> **YOUR GOAL**:
Return the material word for word. Do not include the pictures.

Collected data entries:
■ ■ ■ ■
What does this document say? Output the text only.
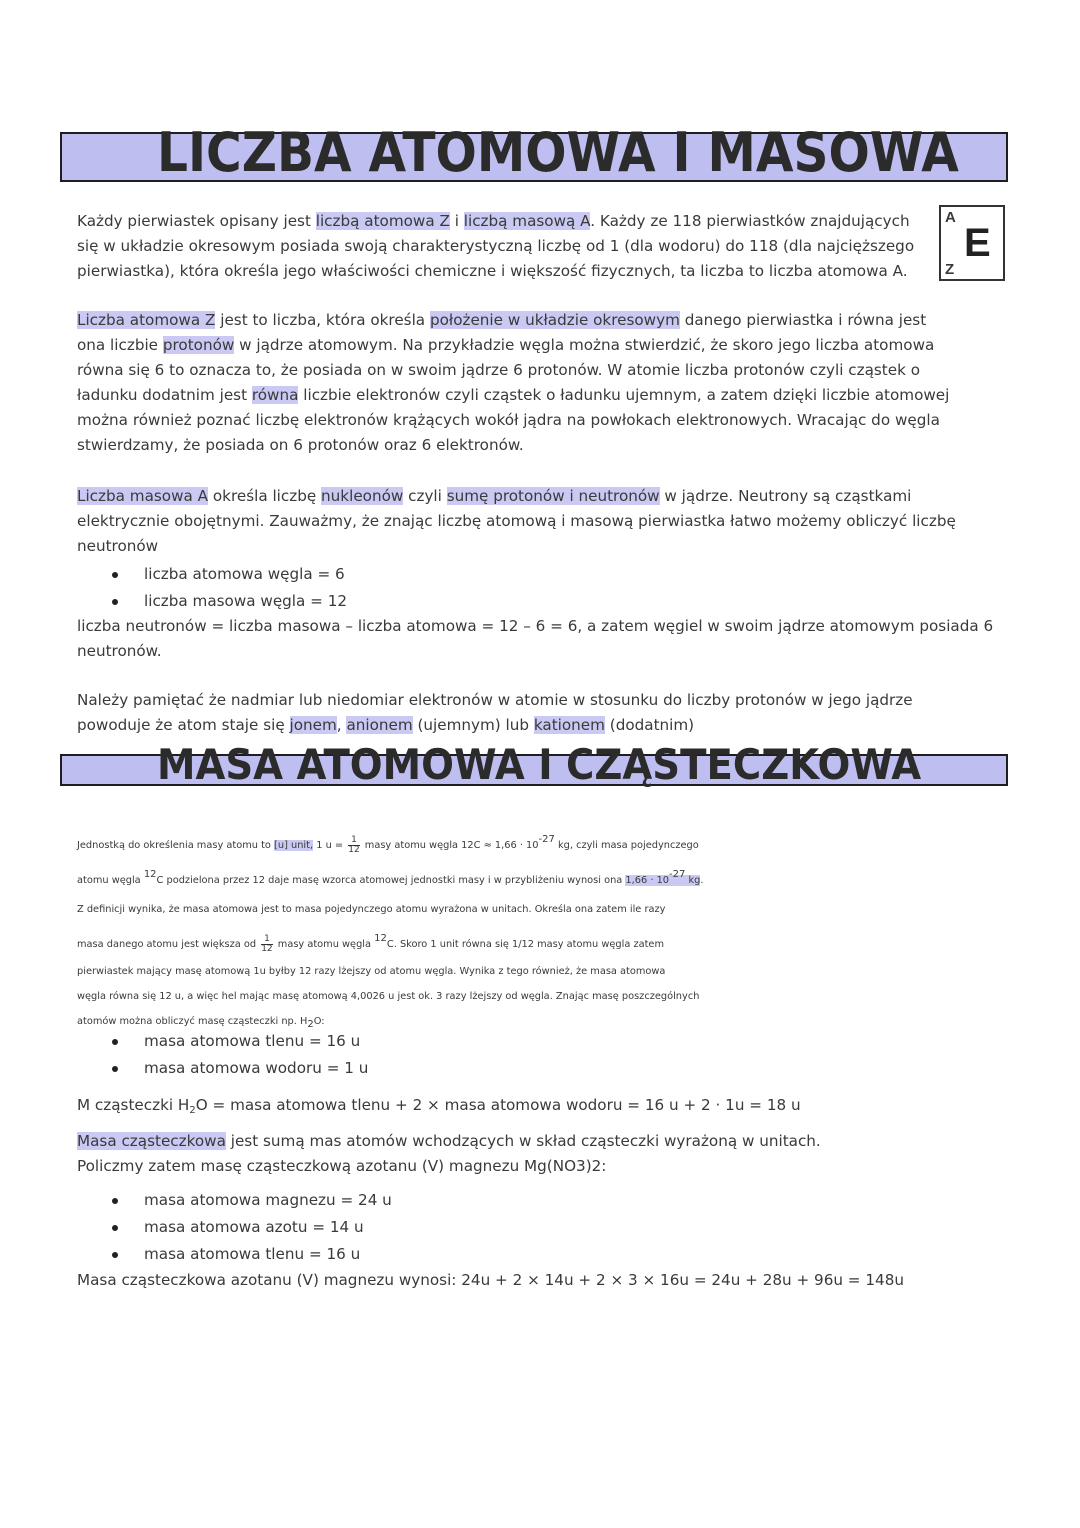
LICZBA ATOMOWA I MASOWA
Każdy pierwiastek opisany jest liczbą atomowa Z i liczbą masową A. Każdy ze 118 pierwiastków znajdujących
się w układzie okresowym posiada swoją charakterystyczną liczbę od 1 (dla wodoru) do 118 (dla najcięższego
pierwiastka), która określa jego właściwości chemiczne i większość fizycznych, ta liczba to liczba atomowa A.
A
E
Z
Liczba atomowa Z jest to liczba, która określa położenie w układzie okresowym danego pierwiastka i równa jest
ona liczbie protonów w jądrze atomowym. Na przykładzie węgla można stwierdzić, że skoro jego liczba atomowa
równa się 6 to oznacza to, że posiada on w swoim jądrze 6 protonów. W atomie liczba protonów czyli cząstek o
ładunku dodatnim jest równa liczbie elektronów czyli cząstek o ładunku ujemnym, a zatem dzięki liczbie atomowej
można również poznać liczbę elektronów krążących wokół jądra na powłokach elektronowych. Wracając do węgla
stwierdzamy, że posiada on 6 protonów oraz 6 elektronów.
Liczba masowa A określa liczbę nukleonów czyli sumę protonów i neutronów w jądrze. Neutrony są cząstkami
elektrycznie obojętnymi. Zauważmy, że znając liczbę atomową i masową pierwiastka łatwo możemy obliczyć liczbę
neutronów
liczba atomowa węgla = 6
liczba masowa węgla = 12
liczba neutronów = liczba masowa – liczba atomowa = 12 – 6 = 6, a zatem węgiel w swoim jądrze atomowym posiada 6
neutronów.
Należy pamiętać że nadmiar lub niedomiar elektronów w atomie w stosunku do liczby protonów w jego jądrze
powoduje że atom staje się jonem, anionem (ujemnym) lub kationem (dodatnim)
MASA ATOMOWA I CZĄSTECZKOWA
Jednostką do określenia masy atomu to [u] unit, 1 $u = \frac{1}{12}$ masy atomu węgla 12C ≈ 1,66 · 10-27 kg, czyli masa pojedynczego
atomu węgla 12C podzielona przez 12 daje masę wzorca atomowej jednostki masy i w przybliżeniu wynosi ona 1,66 · 10-27 kg.
Z definicji wynika, że masa atomowa jest to masa pojedynczego atomu wyrażona w unitach. Określa ona zatem ile razy
masa danego atomu jest większa od $\frac{1}{12}$ masy atomu węgla 12C. Skoro 1 unit równa się 1/12 masy atomu węgla zatem
pierwiastek mający masę atomową 1u byłby 12 razy lżejszy od atomu węgla. Wynika z tego również, że masa atomowa
węgla równa się 12 u, a więc hel mając masę atomową 4,0026 u jest ok. 3 razy lżejszy od węgla. Znając masę poszczególnych
atomów można obliczyć masę cząsteczki np. H2O:
masa atomowa tlenu = 16 u
masa atomowa wodoru = 1 u
M cząsteczki $H_2O$ = masa atomowa tlenu + 2 × masa atomowa wodoru = 16 u + 2 · 1u = 18 u
Masa cząsteczkowa jest sumą mas atomów wchodzących w skład cząsteczki wyrażoną w unitach.
Policzmy zatem masę cząsteczkową azotanu (V) magnezu Mg(NO3)2:
masa atomowa magnezu = 24 u
masa atomowa azotu = 14 u
masa atomowa tlenu = 16 u
Masa cząsteczkowa azotanu (V) magnezu wynosi: 24u + 2 × 14u + 2 × 3 × 16u = 24u + 28u + 96u = 148u
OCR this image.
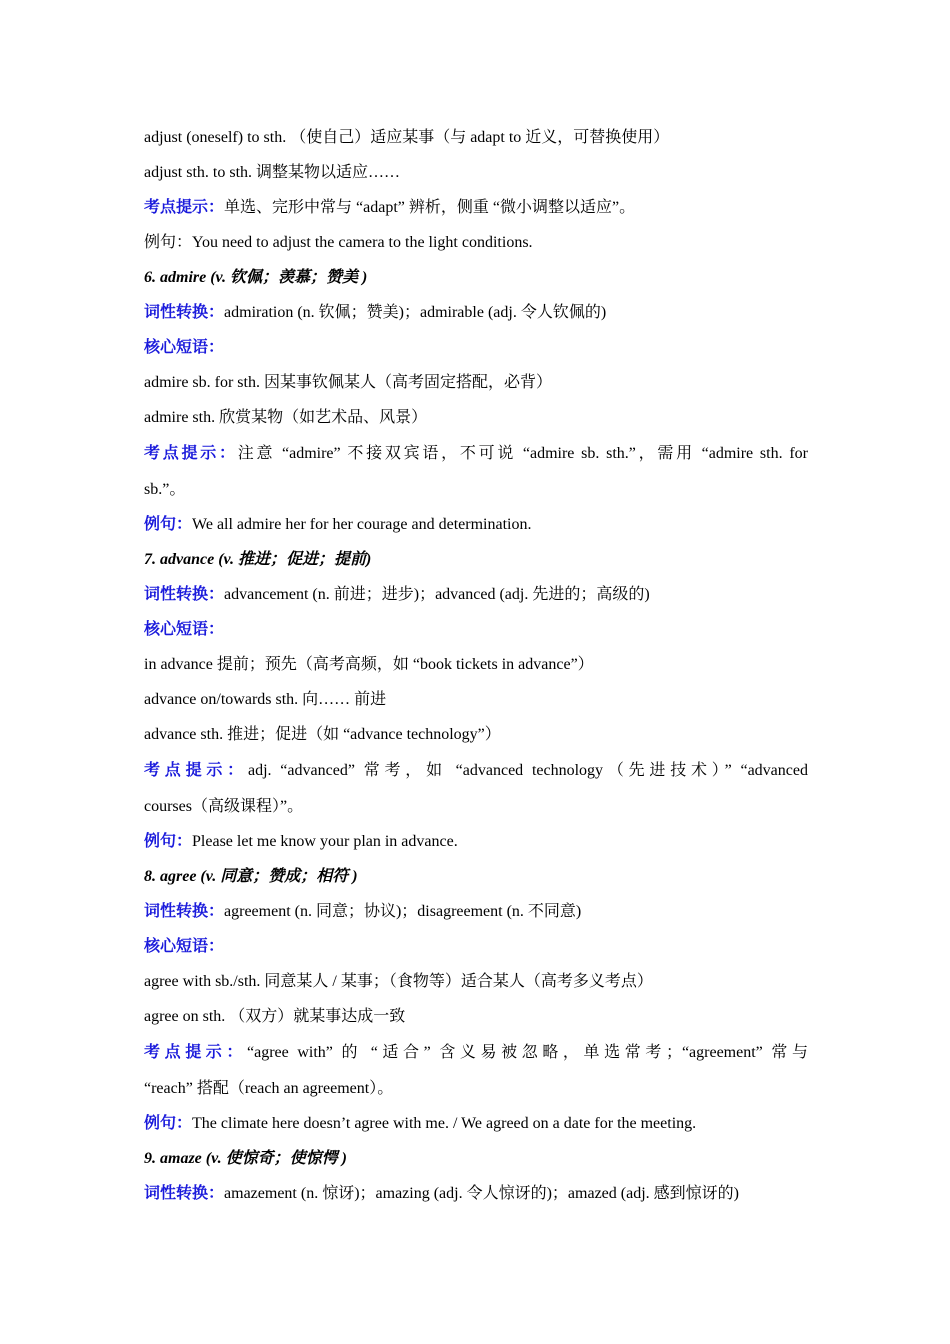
adjust (oneself) to sth. （使自己）适应某事（与 adapt to 近义，可替换使用）
adjust sth. to sth. 调整某物以适应……
考点提示：单选、完形中常与 “adapt” 辨析，侧重 “微小调整以适应”。
例句：You need to adjust the camera to the light conditions.
6. admire (v. 钦佩；羡慕；赞美 )
词性转换：admiration (n. 钦佩；赞美)；admirable (adj. 令人钦佩的)
核心短语：
admire sb. for sth. 因某事钦佩某人（高考固定搭配，必背）
admire sth. 欣赏某物（如艺术品、风景）
考点提示：注意 “admire” 不接双宾语，不可说 “admire sb. sth.”，需用 “admire sth. for
sb.”。
例句：We all admire her for her courage and determination.
7. advance (v. 推进；促进；提前)
词性转换：advancement (n. 前进；进步)；advanced (adj. 先进的；高级的)
核心短语：
in advance 提前；预先（高考高频，如 “book tickets in advance”）
advance on/towards sth. 向…… 前进
advance sth. 推进；促进（如 “advance technology”）
考点提示：adj. “advanced” 常考，如 “advanced technology（先进技术）” “advanced
courses（高级课程）”。
例句：Please let me know your plan in advance.
8. agree (v. 同意；赞成；相符 )
词性转换：agreement (n. 同意；协议)；disagreement (n. 不同意)
核心短语：
agree with sb./sth. 同意某人 / 某事；（食物等）适合某人（高考多义考点）
agree on sth. （双方）就某事达成一致
考点提示：“agree with” 的 “适合” 含义易被忽略，单选常考；“agreement” 常与
“reach” 搭配（reach an agreement）。
例句：The climate here doesn’t agree with me. / We agreed on a date for the meeting.
9. amaze (v. 使惊奇；使惊愕 )
词性转换：amazement (n. 惊讶)；amazing (adj. 令人惊讶的)；amazed (adj. 感到惊讶的)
■ ■ ■ ■
> **OUTPUT FOR THIS EXERCISE**:
What does this document say? Output the text only.
LICZBA ATOMOWA I MASOWA
Każdy pierwiastek opisany jest liczbą atomowa Z i liczbą masową A. Każdy ze 118 pierwiastków znajdujących
się w układzie okresowym posiada swoją charakterystyczną liczbę od 1 (dla wodoru) do 118 (dla najcięższego
pierwiastka), która określa jego właściwości chemiczne i większość fizycznych, ta liczba to liczba atomowa A.
A
E
Z
Liczba atomowa Z jest to liczba, która określa położenie w układzie okresowym danego pierwiastka i równa jest
ona liczbie protonów w jądrze atomowym. Na przykładzie węgla można stwierdzić, że skoro jego liczba atomowa
równa się 6 to oznacza to, że posiada on w swoim jądrze 6 protonów. W atomie liczba protonów czyli cząstek o
ładunku dodatnim jest równa liczbie elektronów czyli cząstek o ładunku ujemnym, a zatem dzięki liczbie atomowej
można również poznać liczbę elektronów krążących wokół jądra na powłokach elektronowych. Wracając do węgla
stwierdzamy, że posiada on 6 protonów oraz 6 elektronów.
Liczba masowa A określa liczbę nukleonów czyli sumę protonów i neutronów w jądrze. Neutrony są cząstkami
elektrycznie obojętnymi. Zauważmy, że znając liczbę atomową i masową pierwiastka łatwo możemy obliczyć liczbę
neutronów
liczba atomowa węgla = 6
liczba masowa węgla = 12
liczba neutronów = liczba masowa – liczba atomowa = 12 – 6 = 6, a zatem węgiel w swoim jądrze atomowym posiada 6
neutronów.
Należy pamiętać że nadmiar lub niedomiar elektronów w atomie w stosunku do liczby protonów w jego jądrze
powoduje że atom staje się jonem, anionem (ujemnym) lub kationem (dodatnim)
MASA ATOMOWA I CZĄSTECZKOWA
Jednostką do określenia masy atomu to [u] unit, 1 $u = \frac{1}{12}$ masy atomu węgla 12C ≈ 1,66 · 10-27 kg, czyli masa pojedynczego
atomu węgla 12C podzielona przez 12 daje masę wzorca atomowej jednostki masy i w przybliżeniu wynosi ona 1,66 · 10-27 kg.
Z definicji wynika, że masa atomowa jest to masa pojedynczego atomu wyrażona w unitach. Określa ona zatem ile razy
masa danego atomu jest większa od $\frac{1}{12}$ masy atomu węgla 12C. Skoro 1 unit równa się 1/12 masy atomu węgla zatem
pierwiastek mający masę atomową 1u byłby 12 razy lżejszy od atomu węgla. Wynika z tego również, że masa atomowa
węgla równa się 12 u, a więc hel mając masę atomową 4,0026 u jest ok. 3 razy lżejszy od węgla. Znając masę poszczególnych
atomów można obliczyć masę cząsteczki np. H2O:
masa atomowa tlenu = 16 u
masa atomowa wodoru = 1 u
M cząsteczki $H_2O$ = masa atomowa tlenu + 2 × masa atomowa wodoru = 16 u + 2 · 1u = 18 u
Masa cząsteczkowa jest sumą mas atomów wchodzących w skład cząsteczki wyrażoną w unitach.
Policzmy zatem masę cząsteczkową azotanu (V) magnezu Mg(NO3)2:
masa atomowa magnezu = 24 u
masa atomowa azotu = 14 u
masa atomowa tlenu = 16 u
Masa cząsteczkowa azotanu (V) magnezu wynosi: 24u + 2 × 14u + 2 × 3 × 16u = 24u + 28u + 96u = 148u
OCR this image.
adjust (oneself) to sth. （使自己）适应某事（与 adapt to 近义，可替换使用）
adjust sth. to sth. 调整某物以适应……
考点提示：单选、完形中常与 “adapt” 辨析，侧重 “微小调整以适应”。
例句：You need to adjust the camera to the light conditions.
6. admire (v. 钦佩；羡慕；赞美 )
词性转换：admiration (n. 钦佩；赞美)；admirable (adj. 令人钦佩的)
核心短语：
admire sb. for sth. 因某事钦佩某人（高考固定搭配，必背）
admire sth. 欣赏某物（如艺术品、风景）
考点提示：注意 “admire” 不接双宾语，不可说 “admire sb. sth.”，需用 “admire sth. for
sb.”。
例句：We all admire her for her courage and determination.
7. advance (v. 推进；促进；提前)
词性转换：advancement (n. 前进；进步)；advanced (adj. 先进的；高级的)
核心短语：
in advance 提前；预先（高考高频，如 “book tickets in advance”）
advance on/towards sth. 向…… 前进
advance sth. 推进；促进（如 “advance technology”）
考点提示：adj. “advanced” 常考，如 “advanced technology（先进技术）” “advanced
courses（高级课程）”。
例句：Please let me know your plan in advance.
8. agree (v. 同意；赞成；相符 )
词性转换：agreement (n. 同意；协议)；disagreement (n. 不同意)
核心短语：
agree with sb./sth. 同意某人 / 某事；（食物等）适合某人（高考多义考点）
agree on sth. （双方）就某事达成一致
考点提示：“agree with” 的 “适合” 含义易被忽略，单选常考；“agreement” 常与
“reach” 搭配（reach an agreement）。
例句：The climate here doesn’t agree with me. / We agreed on a date for the meeting.
9. amaze (v. 使惊奇；使惊愕 )
词性转换：amazement (n. 惊讶)；amazing (adj. 令人惊讶的)；amazed (adj. 感到惊讶的)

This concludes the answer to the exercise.